RECORDS:
****************
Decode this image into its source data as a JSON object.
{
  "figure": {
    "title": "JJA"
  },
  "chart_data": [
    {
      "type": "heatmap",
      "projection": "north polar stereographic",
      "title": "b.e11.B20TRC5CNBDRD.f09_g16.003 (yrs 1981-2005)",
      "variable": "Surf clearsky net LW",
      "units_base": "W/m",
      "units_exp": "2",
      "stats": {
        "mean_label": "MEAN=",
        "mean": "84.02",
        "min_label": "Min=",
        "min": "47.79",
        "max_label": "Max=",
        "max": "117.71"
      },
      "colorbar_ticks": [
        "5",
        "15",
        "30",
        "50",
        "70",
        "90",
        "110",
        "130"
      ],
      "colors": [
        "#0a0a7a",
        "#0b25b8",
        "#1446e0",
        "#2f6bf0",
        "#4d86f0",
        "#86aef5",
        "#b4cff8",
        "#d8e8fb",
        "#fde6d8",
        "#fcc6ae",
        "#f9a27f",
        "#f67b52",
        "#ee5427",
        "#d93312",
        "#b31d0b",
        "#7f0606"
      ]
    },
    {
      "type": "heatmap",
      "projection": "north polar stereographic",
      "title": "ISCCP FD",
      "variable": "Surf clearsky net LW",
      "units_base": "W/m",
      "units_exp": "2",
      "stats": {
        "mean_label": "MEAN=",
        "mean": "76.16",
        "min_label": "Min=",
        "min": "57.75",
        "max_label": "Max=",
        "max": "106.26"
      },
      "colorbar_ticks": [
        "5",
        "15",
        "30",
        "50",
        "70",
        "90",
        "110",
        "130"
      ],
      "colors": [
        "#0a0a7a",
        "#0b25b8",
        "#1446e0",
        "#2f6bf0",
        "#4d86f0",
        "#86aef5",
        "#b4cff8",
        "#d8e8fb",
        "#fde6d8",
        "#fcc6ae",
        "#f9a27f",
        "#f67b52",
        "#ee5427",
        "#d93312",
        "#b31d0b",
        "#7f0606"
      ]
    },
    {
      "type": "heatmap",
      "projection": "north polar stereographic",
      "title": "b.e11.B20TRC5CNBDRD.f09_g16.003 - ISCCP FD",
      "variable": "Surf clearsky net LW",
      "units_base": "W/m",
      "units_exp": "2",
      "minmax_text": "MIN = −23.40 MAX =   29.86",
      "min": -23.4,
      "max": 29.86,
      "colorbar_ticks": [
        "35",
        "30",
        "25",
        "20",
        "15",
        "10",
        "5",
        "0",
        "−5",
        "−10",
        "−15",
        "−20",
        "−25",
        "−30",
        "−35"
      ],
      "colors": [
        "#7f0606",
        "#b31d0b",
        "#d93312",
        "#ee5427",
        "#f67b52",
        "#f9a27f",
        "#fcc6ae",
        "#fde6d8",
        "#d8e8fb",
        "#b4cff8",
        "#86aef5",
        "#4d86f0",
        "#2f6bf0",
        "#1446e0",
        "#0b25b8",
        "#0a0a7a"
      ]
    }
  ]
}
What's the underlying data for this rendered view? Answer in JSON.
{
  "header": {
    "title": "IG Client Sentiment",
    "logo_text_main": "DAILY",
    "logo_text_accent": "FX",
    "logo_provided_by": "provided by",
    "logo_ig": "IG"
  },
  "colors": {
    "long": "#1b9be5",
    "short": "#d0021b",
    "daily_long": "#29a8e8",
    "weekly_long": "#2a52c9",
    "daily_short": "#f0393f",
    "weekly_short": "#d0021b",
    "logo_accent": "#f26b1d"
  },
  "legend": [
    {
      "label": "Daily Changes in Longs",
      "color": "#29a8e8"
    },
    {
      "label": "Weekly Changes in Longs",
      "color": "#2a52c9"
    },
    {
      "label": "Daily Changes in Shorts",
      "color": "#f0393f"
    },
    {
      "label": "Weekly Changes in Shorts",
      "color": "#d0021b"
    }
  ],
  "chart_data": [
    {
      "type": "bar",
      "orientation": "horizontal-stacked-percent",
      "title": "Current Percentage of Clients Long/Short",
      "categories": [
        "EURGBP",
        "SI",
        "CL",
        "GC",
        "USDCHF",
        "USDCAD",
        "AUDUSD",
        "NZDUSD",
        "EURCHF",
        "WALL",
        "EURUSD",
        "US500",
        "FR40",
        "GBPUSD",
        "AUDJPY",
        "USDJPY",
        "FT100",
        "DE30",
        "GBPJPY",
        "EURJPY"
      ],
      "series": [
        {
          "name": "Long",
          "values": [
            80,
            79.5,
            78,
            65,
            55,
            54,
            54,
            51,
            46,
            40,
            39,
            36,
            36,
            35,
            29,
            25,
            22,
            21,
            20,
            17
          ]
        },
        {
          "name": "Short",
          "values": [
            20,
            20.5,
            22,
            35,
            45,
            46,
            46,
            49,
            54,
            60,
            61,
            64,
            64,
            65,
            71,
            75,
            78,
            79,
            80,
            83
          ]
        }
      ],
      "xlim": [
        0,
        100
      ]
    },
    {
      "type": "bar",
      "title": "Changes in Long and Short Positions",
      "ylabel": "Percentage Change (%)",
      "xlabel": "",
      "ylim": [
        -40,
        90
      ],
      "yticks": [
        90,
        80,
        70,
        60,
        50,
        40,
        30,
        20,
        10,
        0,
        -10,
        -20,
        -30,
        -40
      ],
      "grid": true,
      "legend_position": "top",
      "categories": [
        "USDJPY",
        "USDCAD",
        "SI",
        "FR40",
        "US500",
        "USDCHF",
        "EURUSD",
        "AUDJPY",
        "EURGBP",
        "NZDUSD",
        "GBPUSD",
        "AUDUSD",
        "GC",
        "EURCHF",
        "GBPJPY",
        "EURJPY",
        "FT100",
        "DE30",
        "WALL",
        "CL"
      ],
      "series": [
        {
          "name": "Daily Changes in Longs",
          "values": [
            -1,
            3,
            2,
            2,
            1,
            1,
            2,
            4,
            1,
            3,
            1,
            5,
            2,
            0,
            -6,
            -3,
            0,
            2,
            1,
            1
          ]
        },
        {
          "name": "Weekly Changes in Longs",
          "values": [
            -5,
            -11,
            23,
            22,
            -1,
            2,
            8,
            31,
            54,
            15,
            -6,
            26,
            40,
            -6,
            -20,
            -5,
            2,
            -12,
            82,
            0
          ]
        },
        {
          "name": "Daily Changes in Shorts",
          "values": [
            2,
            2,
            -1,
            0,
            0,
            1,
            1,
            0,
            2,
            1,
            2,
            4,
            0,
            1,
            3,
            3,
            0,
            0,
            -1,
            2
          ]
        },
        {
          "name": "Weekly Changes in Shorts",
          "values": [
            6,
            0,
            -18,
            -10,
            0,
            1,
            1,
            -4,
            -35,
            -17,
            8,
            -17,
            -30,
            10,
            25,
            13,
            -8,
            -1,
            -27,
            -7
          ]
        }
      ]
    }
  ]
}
****************
SET PROBLEM: Report the number of lines in the entries above that include the string "Shorts". Give nothing but the number.

RESPONSE TO THIS EXERCISE: 4